Emit the data below verbatim, stripping out any pictures.

____ Material supplied

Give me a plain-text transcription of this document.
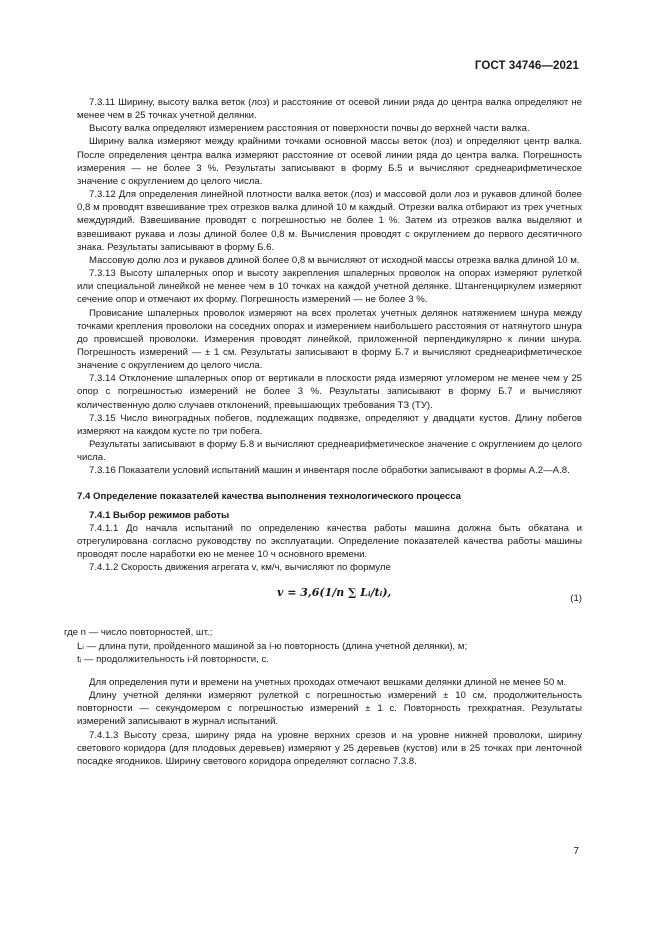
ГОСТ 34746—2021

7.3.11 Ширину, высоту валка веток (лоз) и расстояние от осевой линии ряда до центра валка определяют не менее чем в 25 точках учетной делянки.

Высоту валка определяют измерением расстояния от поверхности почвы до верхней части валка.

Ширину валка измеряют между крайними точками основной массы веток (лоз) и определяют центр валка. После определения центра валка измеряют расстояние от осевой линии ряда до центра валка. Погрешность измерения — не более 3 %. Результаты записывают в форму Б.5 и вычисляют среднеарифметическое значение с округлением до целого числа.

7.3.12 Для определения линейной плотности валка веток (лоз) и массовой доли лоз и рукавов длиной более 0,8 м проводят взвешивание трех отрезков валка длиной 10 м каждый. Отрезки валка отбирают из трех учетных междурядий. Взвешивание проводят с погрешностью не более 1 %. Затем из отрезков валка выделяют и взвешивают рукава и лозы длиной более 0,8 м. Вычисления проводят с округлением до первого десятичного знака. Результаты записывают в форму Б.6.

Массовую долю лоз и рукавов длиной более 0,8 м вычисляют от исходной массы отрезка валка длиной 10 м.

7.3.13 Высоту шпалерных опор и высоту закрепления шпалерных проволок на опорах измеряют рулеткой или специальной линейкой не менее чем в 10 точках на каждой учетной делянке. Штангенциркулем измеряют сечение опор и отмечают их форму. Погрешность измерений — не более 3 %.

Провисание шпалерных проволок измеряют на всех пролетах учетных делянок натяжением шнура между точками крепления проволоки на соседних опорах и измерением наибольшего расстояния от натянутого шнура до провисшей проволоки. Измерения проводят линейкой, приложенной перпендикулярно к линии шнура. Погрешность измерений — ± 1 см. Результаты записывают в форму Б.7 и вычисляют среднеарифметическое значение с округлением до целого числа.

7.3.14 Отклонение шпалерных опор от вертикали в плоскости ряда измеряют угломером не менее чем у 25 опор с погрешностью измерений не более 3 %. Результаты записывают в форму Б.7 и вычисляют количественную долю случаев отклонений, превышающих требования ТЗ (ТУ).

7.3.15 Число виноградных побегов, подлежащих подвязке, определяют у двадцати кустов. Длину побегов измеряют на каждом кусте по три побега.

Результаты записывают в форму Б.8 и вычисляют среднеарифметическое значение с округлением до целого числа.

7.3.16 Показатели условий испытаний машин и инвентаря после обработки записывают в формы А.2—А.8.

7.4 Определение показателей качества выполнения технологического процесса

7.4.1 Выбор режимов работы

7.4.1.1 До начала испытаний по определению качества работы машина должна быть обкатана и отрегулирована согласно руководству по эксплуатации. Определение показателей качества работы машины проводят после наработки ею не менее 10 ч основного времени.

7.4.1.2 Скорость движения агрегата v, км/ч, вычисляют по формуле

v = 3,6(1/n ∑ Lᵢ/tᵢ),	(1)

где n — число повторностей, шт.;

Lᵢ — длина пути, пройденного машиной за i-ю повторность (длина учетной делянки), м;

tᵢ — продолжительность i-й повторности, с.

Для определения пути и времени на учетных проходах отмечают вешками делянки длиной не менее 50 м.

Длину учетной делянки измеряют рулеткой с погрешностью измерений ± 10 см, продолжительность повторности — секундомером с погрешностью измерений ± 1 с. Повторность трехкратная. Результаты измерений записывают в журнал испытаний.

7.4.1.3 Высоту среза, ширину ряда на уровне верхних срезов и на уровне нижней проволоки, ширину светового коридора (для плодовых деревьев) измеряют у 25 деревьев (кустов) или в 25 точках при ленточной посадке ягодников. Ширину светового коридора определяют согласно 7.3.8.

7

________

Written answer:
Give me a plain-text transcription of this document.
ГОСТ 34746—2021

7.3.11 Ширину, высоту валка веток (лоз) и расстояние от осевой линии ряда до центра валка определяют не менее чем в 25 точках учетной делянки.

Высоту валка определяют измерением расстояния от поверхности почвы до верхней части валка.

Ширину валка измеряют между крайними точками основной массы веток (лоз) и определяют центр валка. После определения центра валка измеряют расстояние от осевой линии ряда до центра валка. Погрешность измерения — не более 3 %. Результаты записывают в форму Б.5 и вычисляют среднеарифметическое значение с округлением до целого числа.

7.3.12 Для определения линейной плотности валка веток (лоз) и массовой доли лоз и рукавов длиной более 0,8 м проводят взвешивание трех отрезков валка длиной 10 м каждый. Отрезки валка отбирают из трех учетных междурядий. Взвешивание проводят с погрешностью не более 1 %. Затем из отрезков валка выделяют и взвешивают рукава и лозы длиной более 0,8 м. Вычисления проводят с округлением до первого десятичного знака. Результаты записывают в форму Б.6.

Массовую долю лоз и рукавов длиной более 0,8 м вычисляют от исходной массы отрезка валка длиной 10 м.

7.3.13 Высоту шпалерных опор и высоту закрепления шпалерных проволок на опорах измеряют рулеткой или специальной линейкой не менее чем в 10 точках на каждой учетной делянке. Штангенциркулем измеряют сечение опор и отмечают их форму. Погрешность измерений — не более 3 %.

Провисание шпалерных проволок измеряют на всех пролетах учетных делянок натяжением шнура между точками крепления проволоки на соседних опорах и измерением наибольшего расстояния от натянутого шнура до провисшей проволоки. Измерения проводят линейкой, приложенной перпендикулярно к линии шнура. Погрешность измерений — ± 1 см. Результаты записывают в форму Б.7 и вычисляют среднеарифметическое значение с округлением до целого числа.

7.3.14 Отклонение шпалерных опор от вертикали в плоскости ряда измеряют угломером не менее чем у 25 опор с погрешностью измерений не более 3 %. Результаты записывают в форму Б.7 и вычисляют количественную долю случаев отклонений, превышающих требования ТЗ (ТУ).

7.3.15 Число виноградных побегов, подлежащих подвязке, определяют у двадцати кустов. Длину побегов измеряют на каждом кусте по три побега.

Результаты записывают в форму Б.8 и вычисляют среднеарифметическое значение с округлением до целого числа.

7.3.16 Показатели условий испытаний машин и инвентаря после обработки записывают в формы А.2—А.8.

7.4 Определение показателей качества выполнения технологического процесса

7.4.1 Выбор режимов работы

7.4.1.1 До начала испытаний по определению качества работы машина должна быть обкатана и отрегулирована согласно руководству по эксплуатации. Определение показателей качества работы машины проводят после наработки ею не менее 10 ч основного времени.

7.4.1.2 Скорость движения агрегата v, км/ч, вычисляют по формуле

v = 3,6(1/n ∑ Lᵢ/tᵢ),	(1)

где n — число повторностей, шт.;

Lᵢ — длина пути, пройденного машиной за i-ю повторность (длина учетной делянки), м;

tᵢ — продолжительность i-й повторности, с.

Для определения пути и времени на учетных проходах отмечают вешками делянки длиной не менее 50 м.

Длину учетной делянки измеряют рулеткой с погрешностью измерений ± 10 см, продолжительность повторности — секундомером с погрешностью измерений ± 1 с. Повторность трехкратная. Результаты измерений записывают в журнал испытаний.

7.4.1.3 Высоту среза, ширину ряда на уровне верхних срезов и на уровне нижней проволоки, ширину светового коридора (для плодовых деревьев) измеряют у 25 деревьев (кустов) или в 25 точках при ленточной посадке ягодников. Ширину светового коридора определяют согласно 7.3.8.

7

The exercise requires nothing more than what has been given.